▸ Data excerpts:

________________

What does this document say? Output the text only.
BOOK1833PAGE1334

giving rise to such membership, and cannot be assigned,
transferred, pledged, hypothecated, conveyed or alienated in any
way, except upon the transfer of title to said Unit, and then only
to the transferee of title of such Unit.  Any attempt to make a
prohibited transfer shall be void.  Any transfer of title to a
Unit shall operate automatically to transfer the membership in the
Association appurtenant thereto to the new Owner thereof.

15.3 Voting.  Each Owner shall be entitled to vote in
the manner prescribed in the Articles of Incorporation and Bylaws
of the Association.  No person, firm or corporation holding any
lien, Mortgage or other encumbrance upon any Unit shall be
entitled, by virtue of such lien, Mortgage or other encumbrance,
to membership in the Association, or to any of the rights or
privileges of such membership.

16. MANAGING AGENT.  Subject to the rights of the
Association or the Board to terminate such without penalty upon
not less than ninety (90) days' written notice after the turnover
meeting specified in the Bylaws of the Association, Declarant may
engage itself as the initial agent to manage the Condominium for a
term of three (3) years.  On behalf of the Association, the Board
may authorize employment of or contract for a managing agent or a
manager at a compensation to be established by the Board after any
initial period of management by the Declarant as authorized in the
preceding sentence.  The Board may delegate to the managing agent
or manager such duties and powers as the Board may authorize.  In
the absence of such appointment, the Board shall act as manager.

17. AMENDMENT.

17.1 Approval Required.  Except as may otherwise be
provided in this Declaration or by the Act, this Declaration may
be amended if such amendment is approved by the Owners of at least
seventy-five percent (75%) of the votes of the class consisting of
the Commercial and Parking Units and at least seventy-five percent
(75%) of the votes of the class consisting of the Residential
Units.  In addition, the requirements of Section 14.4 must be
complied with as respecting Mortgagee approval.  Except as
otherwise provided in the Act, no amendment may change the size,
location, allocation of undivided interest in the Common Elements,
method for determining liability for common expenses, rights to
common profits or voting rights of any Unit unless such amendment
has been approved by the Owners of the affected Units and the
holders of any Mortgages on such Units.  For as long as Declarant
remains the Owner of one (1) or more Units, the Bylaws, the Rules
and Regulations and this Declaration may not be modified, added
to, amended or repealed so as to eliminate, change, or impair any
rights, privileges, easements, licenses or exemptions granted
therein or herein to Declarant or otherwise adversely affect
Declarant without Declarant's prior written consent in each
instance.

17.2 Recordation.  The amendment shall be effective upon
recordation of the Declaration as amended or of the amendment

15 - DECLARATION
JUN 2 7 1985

________________

▸ Objective: Copy out each line of the records where the string "class" appears.

▸ Output of the task:
seventy-five percent (75%) of the votes of the class consisting of
(75%) of the votes of the class consisting of the Residential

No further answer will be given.